- PROBLEM
Provide the count of lines that hold "text" and no other output.

- EXTRACTED INFORMATION
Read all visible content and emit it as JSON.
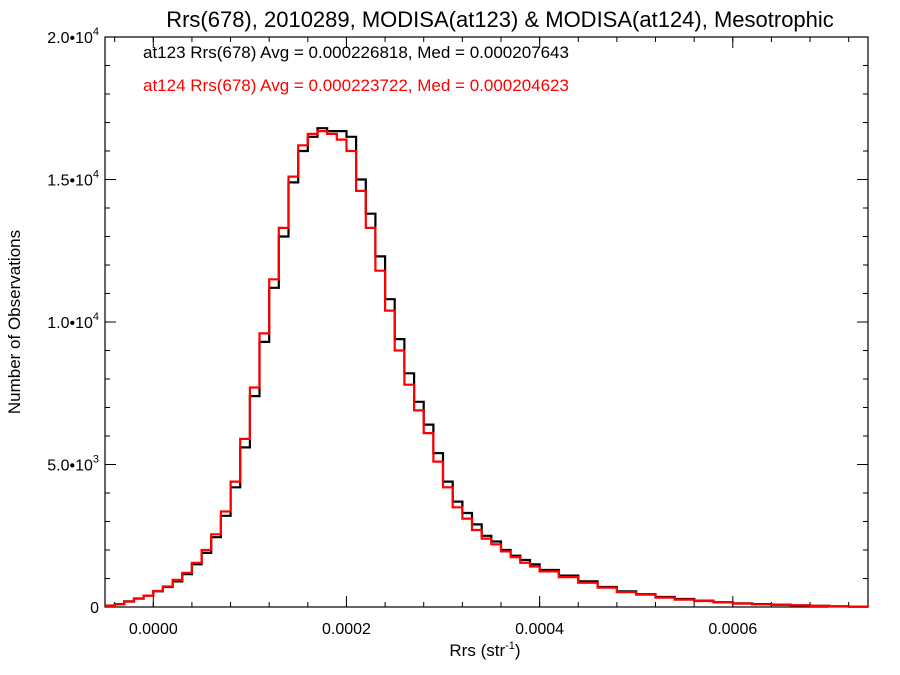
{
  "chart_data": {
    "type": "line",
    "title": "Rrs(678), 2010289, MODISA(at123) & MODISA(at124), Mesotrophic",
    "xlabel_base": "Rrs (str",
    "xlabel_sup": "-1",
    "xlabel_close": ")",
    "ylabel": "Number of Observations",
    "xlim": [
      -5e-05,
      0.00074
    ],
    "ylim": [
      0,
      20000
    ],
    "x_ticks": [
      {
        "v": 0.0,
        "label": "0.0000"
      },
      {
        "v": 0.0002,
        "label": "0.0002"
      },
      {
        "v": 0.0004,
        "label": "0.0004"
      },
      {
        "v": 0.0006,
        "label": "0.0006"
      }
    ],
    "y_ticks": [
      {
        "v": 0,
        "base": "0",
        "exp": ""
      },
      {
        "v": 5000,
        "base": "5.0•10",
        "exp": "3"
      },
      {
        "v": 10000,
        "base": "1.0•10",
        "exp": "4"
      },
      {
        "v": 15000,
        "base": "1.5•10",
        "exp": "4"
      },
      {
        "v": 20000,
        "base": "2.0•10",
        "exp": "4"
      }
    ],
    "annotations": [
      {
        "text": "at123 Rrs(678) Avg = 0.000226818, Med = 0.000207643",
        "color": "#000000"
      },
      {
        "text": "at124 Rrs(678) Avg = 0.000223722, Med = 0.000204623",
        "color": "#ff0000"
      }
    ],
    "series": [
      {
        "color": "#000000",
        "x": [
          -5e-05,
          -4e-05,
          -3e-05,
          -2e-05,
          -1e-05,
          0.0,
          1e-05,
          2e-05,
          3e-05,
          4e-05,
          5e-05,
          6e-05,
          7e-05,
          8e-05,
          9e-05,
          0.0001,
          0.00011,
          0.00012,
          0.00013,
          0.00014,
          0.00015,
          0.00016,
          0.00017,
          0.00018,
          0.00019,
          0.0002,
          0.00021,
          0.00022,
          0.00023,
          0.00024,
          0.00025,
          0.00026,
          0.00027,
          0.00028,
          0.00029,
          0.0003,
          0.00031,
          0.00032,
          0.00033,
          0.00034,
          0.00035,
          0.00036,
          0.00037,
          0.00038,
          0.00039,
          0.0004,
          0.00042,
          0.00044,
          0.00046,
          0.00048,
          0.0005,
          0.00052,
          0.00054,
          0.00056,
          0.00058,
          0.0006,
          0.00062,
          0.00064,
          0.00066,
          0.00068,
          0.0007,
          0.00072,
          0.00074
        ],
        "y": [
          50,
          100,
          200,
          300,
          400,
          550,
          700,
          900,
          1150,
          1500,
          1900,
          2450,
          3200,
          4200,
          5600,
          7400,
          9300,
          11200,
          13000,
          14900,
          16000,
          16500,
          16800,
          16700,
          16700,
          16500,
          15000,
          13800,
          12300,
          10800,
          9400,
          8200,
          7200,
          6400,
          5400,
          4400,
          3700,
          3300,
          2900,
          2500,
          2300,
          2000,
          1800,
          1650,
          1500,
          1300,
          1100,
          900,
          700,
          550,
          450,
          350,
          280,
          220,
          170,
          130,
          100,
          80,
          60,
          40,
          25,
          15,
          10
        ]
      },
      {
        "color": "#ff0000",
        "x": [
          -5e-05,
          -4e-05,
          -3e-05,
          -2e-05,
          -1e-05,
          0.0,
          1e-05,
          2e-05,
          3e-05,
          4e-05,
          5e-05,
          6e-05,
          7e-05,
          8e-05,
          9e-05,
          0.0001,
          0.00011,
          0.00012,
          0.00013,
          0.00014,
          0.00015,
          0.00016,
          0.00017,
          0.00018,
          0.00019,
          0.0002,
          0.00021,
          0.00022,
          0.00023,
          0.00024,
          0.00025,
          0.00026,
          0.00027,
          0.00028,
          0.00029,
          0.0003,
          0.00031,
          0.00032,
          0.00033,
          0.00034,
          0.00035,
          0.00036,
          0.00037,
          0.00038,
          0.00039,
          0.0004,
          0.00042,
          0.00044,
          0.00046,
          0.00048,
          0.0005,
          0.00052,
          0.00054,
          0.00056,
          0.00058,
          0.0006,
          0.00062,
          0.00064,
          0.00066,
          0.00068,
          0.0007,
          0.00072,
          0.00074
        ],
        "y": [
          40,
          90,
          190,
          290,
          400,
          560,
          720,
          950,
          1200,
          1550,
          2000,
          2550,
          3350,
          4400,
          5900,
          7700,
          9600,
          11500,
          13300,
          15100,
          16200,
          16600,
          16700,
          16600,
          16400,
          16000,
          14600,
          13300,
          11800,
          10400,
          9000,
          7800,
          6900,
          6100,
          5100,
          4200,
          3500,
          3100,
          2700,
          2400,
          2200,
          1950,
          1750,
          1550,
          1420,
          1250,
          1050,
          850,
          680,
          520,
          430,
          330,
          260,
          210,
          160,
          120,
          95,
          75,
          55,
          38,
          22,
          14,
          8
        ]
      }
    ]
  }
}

---

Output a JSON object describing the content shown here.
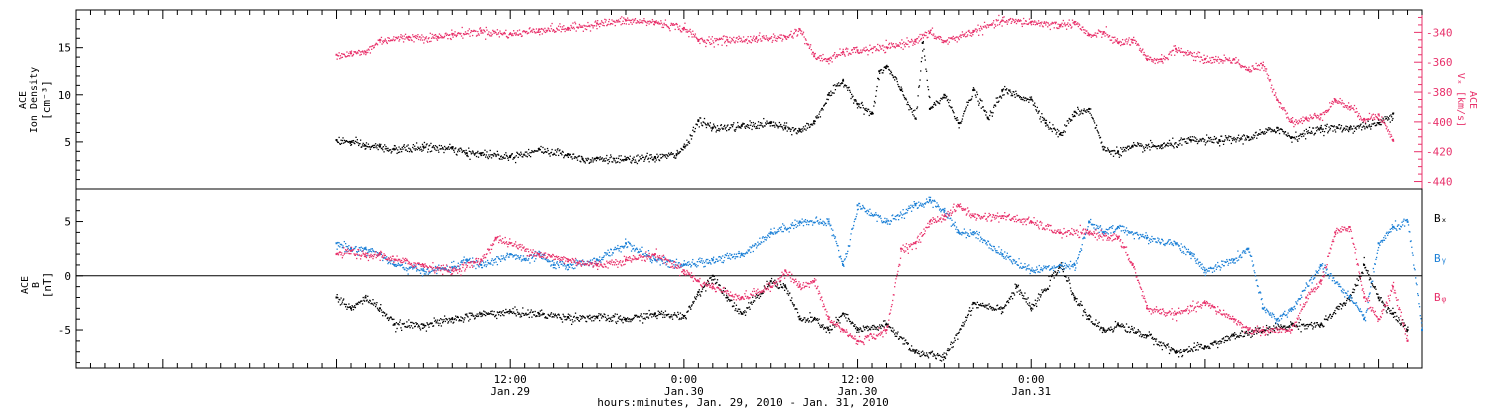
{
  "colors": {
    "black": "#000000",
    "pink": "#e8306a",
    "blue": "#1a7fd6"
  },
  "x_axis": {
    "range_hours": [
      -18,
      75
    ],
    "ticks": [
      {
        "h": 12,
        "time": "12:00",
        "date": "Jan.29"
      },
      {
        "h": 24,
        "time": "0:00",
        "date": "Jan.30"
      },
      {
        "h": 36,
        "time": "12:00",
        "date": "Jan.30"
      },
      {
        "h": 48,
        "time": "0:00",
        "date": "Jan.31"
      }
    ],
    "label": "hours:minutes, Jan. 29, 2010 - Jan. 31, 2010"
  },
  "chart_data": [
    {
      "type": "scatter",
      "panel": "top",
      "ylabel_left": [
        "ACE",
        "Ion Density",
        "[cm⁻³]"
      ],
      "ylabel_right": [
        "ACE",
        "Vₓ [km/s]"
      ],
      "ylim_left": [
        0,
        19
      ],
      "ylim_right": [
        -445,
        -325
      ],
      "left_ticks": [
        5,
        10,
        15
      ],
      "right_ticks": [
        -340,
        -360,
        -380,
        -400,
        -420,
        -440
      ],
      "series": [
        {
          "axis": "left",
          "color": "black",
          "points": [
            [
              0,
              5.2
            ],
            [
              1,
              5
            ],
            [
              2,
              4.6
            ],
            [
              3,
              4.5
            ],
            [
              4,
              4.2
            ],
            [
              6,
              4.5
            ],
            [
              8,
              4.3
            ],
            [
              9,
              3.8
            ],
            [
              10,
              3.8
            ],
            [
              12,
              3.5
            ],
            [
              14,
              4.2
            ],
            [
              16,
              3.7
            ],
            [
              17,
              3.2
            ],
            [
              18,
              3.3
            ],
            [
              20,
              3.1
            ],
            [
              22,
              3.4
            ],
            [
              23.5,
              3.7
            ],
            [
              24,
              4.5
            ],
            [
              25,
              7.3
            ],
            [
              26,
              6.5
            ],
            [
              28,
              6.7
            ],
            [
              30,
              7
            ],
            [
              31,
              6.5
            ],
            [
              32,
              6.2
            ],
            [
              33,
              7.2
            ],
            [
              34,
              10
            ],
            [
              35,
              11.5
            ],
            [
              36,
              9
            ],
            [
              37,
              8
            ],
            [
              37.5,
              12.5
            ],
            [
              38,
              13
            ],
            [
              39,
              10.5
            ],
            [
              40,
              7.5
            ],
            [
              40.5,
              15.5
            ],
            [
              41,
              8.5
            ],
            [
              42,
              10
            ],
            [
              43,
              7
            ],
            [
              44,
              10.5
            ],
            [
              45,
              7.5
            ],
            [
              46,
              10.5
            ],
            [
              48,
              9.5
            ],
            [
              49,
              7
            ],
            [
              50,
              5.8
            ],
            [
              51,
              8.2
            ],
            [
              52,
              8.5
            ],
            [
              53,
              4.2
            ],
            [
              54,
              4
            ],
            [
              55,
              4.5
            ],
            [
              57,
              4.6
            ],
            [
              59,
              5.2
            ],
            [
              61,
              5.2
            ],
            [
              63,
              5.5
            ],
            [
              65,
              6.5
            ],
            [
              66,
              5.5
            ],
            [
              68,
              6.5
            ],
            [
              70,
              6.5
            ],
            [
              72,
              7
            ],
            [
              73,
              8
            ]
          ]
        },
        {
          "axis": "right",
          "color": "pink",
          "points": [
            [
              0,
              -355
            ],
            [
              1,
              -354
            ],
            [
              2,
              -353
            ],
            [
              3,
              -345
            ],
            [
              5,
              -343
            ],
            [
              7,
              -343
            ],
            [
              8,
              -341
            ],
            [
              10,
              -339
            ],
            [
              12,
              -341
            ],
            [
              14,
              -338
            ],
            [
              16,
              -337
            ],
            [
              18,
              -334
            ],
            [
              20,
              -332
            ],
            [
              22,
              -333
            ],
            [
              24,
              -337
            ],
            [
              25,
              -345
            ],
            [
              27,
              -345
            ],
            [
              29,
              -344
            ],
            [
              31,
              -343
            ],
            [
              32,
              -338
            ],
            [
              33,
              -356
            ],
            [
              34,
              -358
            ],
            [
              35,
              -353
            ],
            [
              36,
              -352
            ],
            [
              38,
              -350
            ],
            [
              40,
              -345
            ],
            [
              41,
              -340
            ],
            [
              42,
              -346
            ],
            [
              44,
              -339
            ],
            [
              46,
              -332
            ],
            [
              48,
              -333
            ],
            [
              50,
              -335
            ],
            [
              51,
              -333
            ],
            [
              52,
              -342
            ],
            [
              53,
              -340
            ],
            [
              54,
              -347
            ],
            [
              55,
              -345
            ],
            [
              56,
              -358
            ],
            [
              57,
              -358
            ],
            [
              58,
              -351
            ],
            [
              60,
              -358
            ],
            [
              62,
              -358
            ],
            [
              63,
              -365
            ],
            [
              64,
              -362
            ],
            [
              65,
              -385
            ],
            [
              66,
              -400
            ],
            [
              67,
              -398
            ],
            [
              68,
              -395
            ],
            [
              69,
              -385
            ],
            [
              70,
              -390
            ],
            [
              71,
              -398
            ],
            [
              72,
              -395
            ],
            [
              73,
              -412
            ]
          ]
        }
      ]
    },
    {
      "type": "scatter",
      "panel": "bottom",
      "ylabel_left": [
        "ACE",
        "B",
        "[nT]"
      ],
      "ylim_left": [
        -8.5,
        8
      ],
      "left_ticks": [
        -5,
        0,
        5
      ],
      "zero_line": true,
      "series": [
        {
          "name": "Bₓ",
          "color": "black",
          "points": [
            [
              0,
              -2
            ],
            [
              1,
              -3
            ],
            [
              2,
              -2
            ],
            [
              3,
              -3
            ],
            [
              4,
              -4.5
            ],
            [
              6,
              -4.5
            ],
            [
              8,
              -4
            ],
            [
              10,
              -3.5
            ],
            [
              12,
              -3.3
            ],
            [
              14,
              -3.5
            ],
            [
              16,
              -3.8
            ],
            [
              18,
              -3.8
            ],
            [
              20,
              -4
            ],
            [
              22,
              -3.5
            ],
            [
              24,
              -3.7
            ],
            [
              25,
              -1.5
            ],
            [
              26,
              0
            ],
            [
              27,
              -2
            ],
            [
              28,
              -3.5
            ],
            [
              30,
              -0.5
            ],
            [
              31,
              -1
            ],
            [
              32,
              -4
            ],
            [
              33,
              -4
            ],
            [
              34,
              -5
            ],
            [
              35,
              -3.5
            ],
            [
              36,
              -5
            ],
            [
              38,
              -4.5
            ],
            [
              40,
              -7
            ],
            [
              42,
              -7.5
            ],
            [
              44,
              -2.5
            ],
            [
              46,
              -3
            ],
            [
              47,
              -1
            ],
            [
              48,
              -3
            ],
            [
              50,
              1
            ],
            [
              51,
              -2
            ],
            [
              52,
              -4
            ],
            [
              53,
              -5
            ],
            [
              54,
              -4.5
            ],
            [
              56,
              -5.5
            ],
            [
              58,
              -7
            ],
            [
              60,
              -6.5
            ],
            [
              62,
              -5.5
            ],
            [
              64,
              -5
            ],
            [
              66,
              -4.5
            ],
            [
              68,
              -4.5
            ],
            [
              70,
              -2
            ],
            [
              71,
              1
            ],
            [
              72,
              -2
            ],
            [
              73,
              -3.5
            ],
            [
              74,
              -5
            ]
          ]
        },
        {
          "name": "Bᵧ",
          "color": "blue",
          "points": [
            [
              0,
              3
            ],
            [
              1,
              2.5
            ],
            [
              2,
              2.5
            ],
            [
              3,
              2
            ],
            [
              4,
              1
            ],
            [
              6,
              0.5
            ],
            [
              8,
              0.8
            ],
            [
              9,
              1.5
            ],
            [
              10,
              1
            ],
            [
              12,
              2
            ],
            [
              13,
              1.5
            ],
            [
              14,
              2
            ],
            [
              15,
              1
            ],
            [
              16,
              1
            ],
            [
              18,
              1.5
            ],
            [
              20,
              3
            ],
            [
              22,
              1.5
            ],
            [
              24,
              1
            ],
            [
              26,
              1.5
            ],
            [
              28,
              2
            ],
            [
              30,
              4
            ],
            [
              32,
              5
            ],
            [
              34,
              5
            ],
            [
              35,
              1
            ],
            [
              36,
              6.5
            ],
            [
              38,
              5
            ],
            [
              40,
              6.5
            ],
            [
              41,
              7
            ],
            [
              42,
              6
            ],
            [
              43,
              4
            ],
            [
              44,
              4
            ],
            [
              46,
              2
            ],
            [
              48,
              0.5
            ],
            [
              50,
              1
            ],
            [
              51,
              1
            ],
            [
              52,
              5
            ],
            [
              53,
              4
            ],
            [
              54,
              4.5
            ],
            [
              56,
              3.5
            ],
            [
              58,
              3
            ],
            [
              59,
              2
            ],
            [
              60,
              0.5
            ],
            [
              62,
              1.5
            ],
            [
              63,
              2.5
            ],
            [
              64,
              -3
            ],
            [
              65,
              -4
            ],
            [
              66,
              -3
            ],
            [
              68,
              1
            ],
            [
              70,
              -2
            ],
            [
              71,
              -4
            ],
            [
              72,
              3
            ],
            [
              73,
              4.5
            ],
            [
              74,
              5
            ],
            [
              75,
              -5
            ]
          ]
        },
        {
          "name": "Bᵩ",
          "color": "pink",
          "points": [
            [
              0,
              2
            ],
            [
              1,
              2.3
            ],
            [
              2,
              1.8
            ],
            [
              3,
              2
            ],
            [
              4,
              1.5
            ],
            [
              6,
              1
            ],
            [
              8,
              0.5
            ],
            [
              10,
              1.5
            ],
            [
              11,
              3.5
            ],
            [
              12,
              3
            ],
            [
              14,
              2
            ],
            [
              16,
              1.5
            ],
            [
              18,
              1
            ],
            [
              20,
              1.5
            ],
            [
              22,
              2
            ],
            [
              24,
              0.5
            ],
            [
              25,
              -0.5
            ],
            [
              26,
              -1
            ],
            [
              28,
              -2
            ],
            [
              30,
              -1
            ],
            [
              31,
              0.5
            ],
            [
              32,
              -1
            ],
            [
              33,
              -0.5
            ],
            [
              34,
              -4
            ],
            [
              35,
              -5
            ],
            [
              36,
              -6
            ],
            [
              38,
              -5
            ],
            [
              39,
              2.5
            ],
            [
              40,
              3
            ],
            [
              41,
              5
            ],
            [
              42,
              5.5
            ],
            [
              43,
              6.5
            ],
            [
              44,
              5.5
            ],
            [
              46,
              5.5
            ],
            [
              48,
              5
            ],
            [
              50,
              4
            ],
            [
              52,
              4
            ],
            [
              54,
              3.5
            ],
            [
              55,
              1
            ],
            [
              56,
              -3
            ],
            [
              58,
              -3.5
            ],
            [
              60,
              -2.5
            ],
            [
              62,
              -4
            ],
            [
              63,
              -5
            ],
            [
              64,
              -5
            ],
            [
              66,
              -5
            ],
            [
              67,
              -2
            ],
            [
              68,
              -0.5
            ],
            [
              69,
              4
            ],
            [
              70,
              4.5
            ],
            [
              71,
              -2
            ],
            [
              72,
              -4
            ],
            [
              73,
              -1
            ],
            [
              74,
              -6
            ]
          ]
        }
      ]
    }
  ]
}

- ANSWER TO THE EXERCISE
2